Give the count of lines that include the string "Output". Add nothing to it.

-- begin Provided material --

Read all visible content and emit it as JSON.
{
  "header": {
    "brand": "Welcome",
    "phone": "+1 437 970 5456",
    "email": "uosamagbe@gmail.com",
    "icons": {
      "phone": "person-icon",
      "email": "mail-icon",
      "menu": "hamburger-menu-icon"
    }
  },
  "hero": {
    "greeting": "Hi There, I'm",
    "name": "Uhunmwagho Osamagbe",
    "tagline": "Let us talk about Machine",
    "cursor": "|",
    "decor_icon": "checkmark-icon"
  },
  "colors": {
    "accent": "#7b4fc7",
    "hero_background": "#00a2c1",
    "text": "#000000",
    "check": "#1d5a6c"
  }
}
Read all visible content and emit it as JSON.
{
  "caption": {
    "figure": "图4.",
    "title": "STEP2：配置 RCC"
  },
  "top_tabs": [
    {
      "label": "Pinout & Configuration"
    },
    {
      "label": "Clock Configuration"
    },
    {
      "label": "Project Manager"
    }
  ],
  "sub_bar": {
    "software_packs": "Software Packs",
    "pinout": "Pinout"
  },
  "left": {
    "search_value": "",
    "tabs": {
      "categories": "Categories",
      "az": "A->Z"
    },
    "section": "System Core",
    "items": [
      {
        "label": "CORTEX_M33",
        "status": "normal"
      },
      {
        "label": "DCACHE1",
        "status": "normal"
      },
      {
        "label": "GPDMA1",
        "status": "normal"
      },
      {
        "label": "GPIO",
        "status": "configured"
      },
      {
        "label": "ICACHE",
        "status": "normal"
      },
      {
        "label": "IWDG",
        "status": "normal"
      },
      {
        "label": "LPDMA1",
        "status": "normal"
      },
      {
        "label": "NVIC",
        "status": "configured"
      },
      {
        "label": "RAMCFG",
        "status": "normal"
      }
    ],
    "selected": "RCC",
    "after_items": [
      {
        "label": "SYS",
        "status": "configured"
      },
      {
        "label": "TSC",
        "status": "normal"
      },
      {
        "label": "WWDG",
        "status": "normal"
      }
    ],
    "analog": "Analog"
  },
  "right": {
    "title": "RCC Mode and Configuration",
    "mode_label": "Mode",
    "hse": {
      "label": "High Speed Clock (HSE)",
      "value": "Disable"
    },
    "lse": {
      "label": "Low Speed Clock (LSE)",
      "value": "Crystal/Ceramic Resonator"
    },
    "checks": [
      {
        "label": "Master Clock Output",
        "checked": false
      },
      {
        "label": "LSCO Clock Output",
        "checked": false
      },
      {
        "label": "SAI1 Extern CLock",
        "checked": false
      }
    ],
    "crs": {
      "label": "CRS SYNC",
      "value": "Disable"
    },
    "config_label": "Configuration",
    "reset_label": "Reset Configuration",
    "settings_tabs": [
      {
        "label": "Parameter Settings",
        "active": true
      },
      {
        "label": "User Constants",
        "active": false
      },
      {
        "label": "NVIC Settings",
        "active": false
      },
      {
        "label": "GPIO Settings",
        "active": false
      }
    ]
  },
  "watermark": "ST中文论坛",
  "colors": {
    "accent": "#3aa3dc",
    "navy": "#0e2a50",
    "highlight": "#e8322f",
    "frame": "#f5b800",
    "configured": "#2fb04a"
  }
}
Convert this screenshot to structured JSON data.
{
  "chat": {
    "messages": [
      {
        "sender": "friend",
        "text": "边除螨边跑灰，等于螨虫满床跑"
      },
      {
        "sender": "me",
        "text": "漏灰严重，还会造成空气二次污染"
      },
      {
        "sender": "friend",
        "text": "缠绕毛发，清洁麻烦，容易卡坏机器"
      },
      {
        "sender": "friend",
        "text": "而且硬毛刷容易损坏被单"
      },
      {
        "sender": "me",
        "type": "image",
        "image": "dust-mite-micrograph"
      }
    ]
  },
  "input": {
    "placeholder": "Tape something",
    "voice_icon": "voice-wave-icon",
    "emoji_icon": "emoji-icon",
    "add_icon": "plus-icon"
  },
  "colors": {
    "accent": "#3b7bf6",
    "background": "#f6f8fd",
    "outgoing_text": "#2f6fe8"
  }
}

-- end Provided material --

Final result> 2